**What to work on:** State how many lines of the entries include the string "人工智能之我见", please, leaving out everything but the number.

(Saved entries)

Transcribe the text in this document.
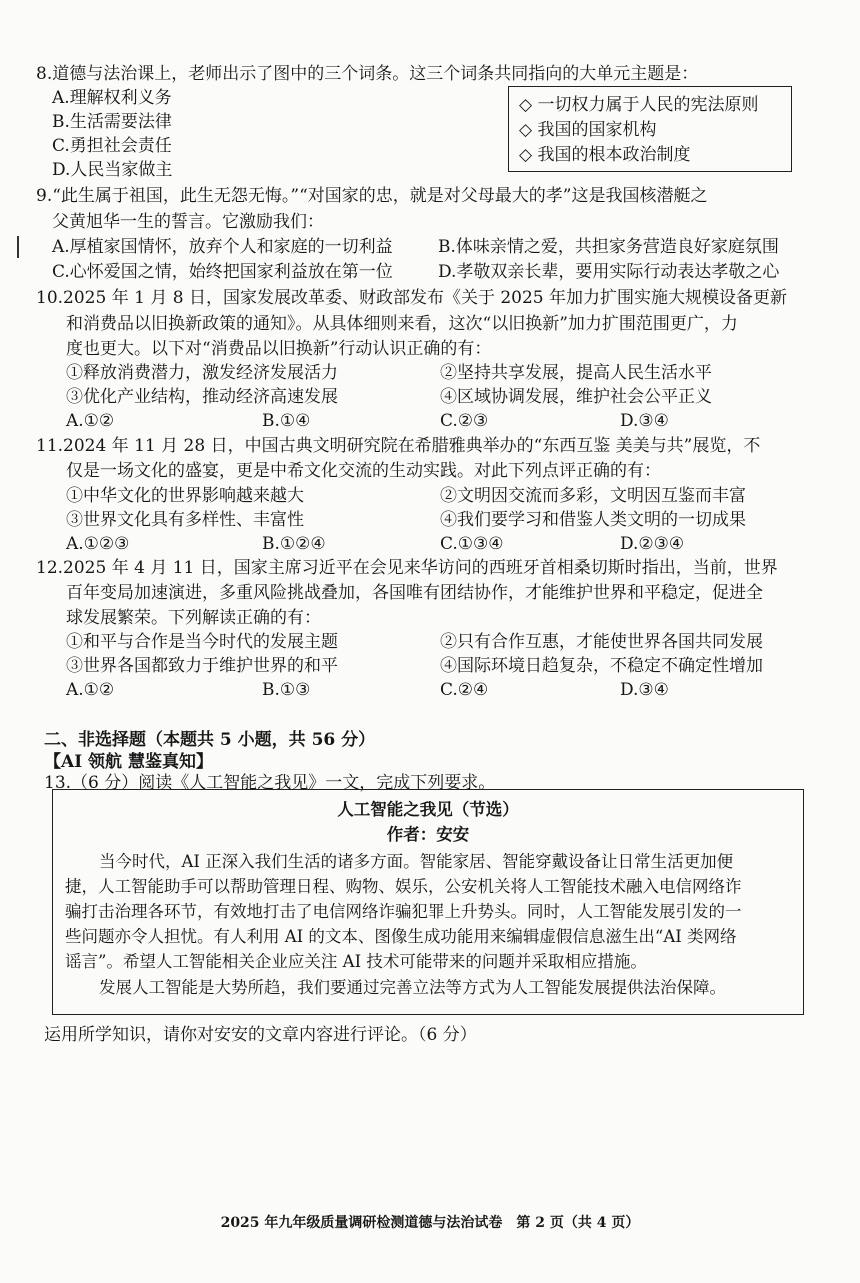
8.道德与法治课上，老师出示了图中的三个词条。这三个词条共同指向的大单元主题是：
A.理解权利义务
B.生活需要法律
C.勇担社会责任
D.人民当家做主
◇ 一切权力属于人民的宪法原则
◇ 我国的国家机构
◇ 我国的根本政治制度
9.“此生属于祖国，此生无怨无悔。”“对国家的忠，就是对父母最大的孝”这是我国核潜艇之
父黄旭华一生的誓言。它激励我们：
A.厚植家国情怀，放弃个人和家庭的一切利益	B.体味亲情之爱，共担家务营造良好家庭氛围
C.心怀爱国之情，始终把国家利益放在第一位	D.孝敬双亲长辈，要用实际行动表达孝敬之心
10.2025 年 1 月 8 日，国家发展改革委、财政部发布《关于 2025 年加力扩围实施大规模设备更新
和消费品以旧换新政策的通知》。从具体细则来看，这次“以旧换新”加力扩围范围更广，力
度也更大。以下对“消费品以旧换新”行动认识正确的有：
①释放消费潜力，激发经济发展活力	②坚持共享发展，提高人民生活水平
③优化产业结构，推动经济高速发展	④区域协调发展，维护社会公平正义
A.①②	B.①④	C.②③	D.③④
11.2024 年 11 月 28 日，中国古典文明研究院在希腊雅典举办的“东西互鉴 美美与共”展览，不
仅是一场文化的盛宴，更是中希文化交流的生动实践。对此下列点评正确的有：
①中华文化的世界影响越来越大	②文明因交流而多彩，文明因互鉴而丰富
③世界文化具有多样性、丰富性	④我们要学习和借鉴人类文明的一切成果
A.①②③	B.①②④	C.①③④	D.②③④
12.2025 年 4 月 11 日，国家主席习近平在会见来华访问的西班牙首相桑切斯时指出，当前，世界
百年变局加速演进，多重风险挑战叠加，各国唯有团结协作，才能维护世界和平稳定，促进全
球发展繁荣。下列解读正确的有：
①和平与合作是当今时代的发展主题	②只有合作互惠，才能使世界各国共同发展
③世界各国都致力于维护世界的和平	④国际环境日趋复杂，不稳定不确定性增加
A.①②	B.①③	C.②④	D.③④
二、非选择题（本题共 5 小题，共 56 分）
【AI 领航 慧鉴真知】
13.（6 分）阅读《人工智能之我见》一文，完成下列要求。
人工智能之我见（节选）
作者：安安
当今时代，AI 正深入我们生活的诸多方面。智能家居、智能穿戴设备让日常生活更加便
捷，人工智能助手可以帮助管理日程、购物、娱乐，公安机关将人工智能技术融入电信网络诈
骗打击治理各环节，有效地打击了电信网络诈骗犯罪上升势头。同时，人工智能发展引发的一
些问题亦令人担忧。有人利用 AI 的文本、图像生成功能用来编辑虚假信息滋生出“AI 类网络
谣言”。希望人工智能相关企业应关注 AI 技术可能带来的问题并采取相应措施。
发展人工智能是大势所趋，我们要通过完善立法等方式为人工智能发展提供法治保障。
运用所学知识，请你对安安的文章内容进行评论。（6 分）
2025 年九年级质量调研检测道德与法治试卷　第 2 页（共 4 页）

**Full answer:** 2